-- BEGIN Excerpt to read --

The extraordinary “‘national emergency’ block” on humanitarian donations is alive and well; it “has been implemented regularly by both” the 44th and the 45th presidents.

Recent Sanctions Guidance

On May 2, 2019, the U.S. Treasury Department issued an important new publication: its Framework for OFAC Compliance Commitments introduced by an accompanying press release. The 12-page Framework is intended to be a summary of “best practices” for compliance programs of “organizations subject to U.S. jurisdiction, as well as foreign entities that conduct business in or with the United States, U.S. persons, or using U.S.-origin goods or services….”

“OFAC strongly encourages [these organizations] to employ a risk-based approach to sanctions compliance by developing, implementing, and routinely updating a sanctions compliance program (SCP).” Officials caution that “while each risk-based SCP will vary depending on a variety of factors—including the company’s size and sophistication, products and services, customers and counter-parties, and geographic locations—each program should be predicated on and incorporate at least five essential components of compliance: (1) management commitment; (2) risk assessment; (3) internal controls; (4) testing and auditing; and (5) training.

-- END Excerpt to read --
-- BEGIN Provided data --

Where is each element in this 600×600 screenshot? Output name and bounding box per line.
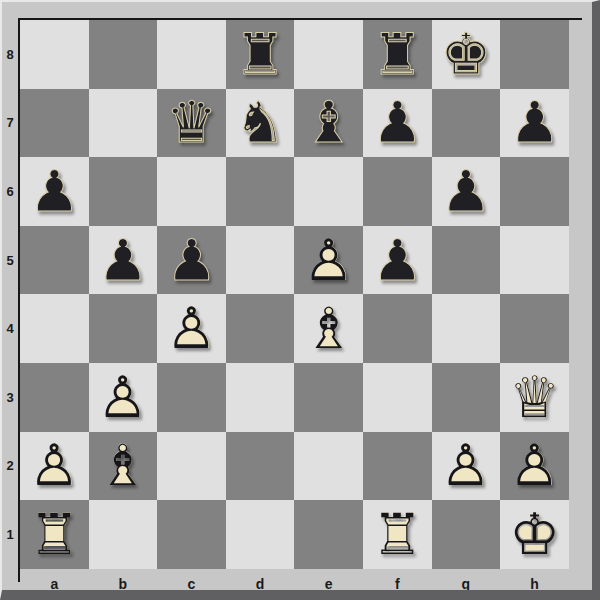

-- END Provided data --

=== Exercise tasks ===
1 – In the passage on OFAC sanctions compliance, on what date did the U.S. Treasury Department issue its Framework for OFAC Compliance Commitments?
2 – Carry the passage on OFAC sanctions compliance forward from its last sentence.

=== The results ===
1 – May 2, 2019.

2 –
A key feature of this 5-step sanctions compliance program is a “compliance officer”: “an organizational ‘point person’” who handles compliance oversight and reporting.” The compliance officer must maintain direct, continuing contact with the organization’s board of directors for “reporting areas of concern and opportunities for improvement.” Similarly, the board must be “responsive to the compliance officer…, providing the “technology and resources necessary to effectively” carry on the compliance procedures. The compliance officer should also be responsible for evaluating available or special OFAC licenses for the group’s planned operations and activities.


This post is an introduction only to the extraordinarily complex laws of the United States on giving aid overseas. There is no one-size-fits-all formula, and the risk varies widely depending on many factors including: the target geographical region, the U.S. group’s prior contacts with or knowledge of foreign contacts and conduits, and the specific activities and aid involved.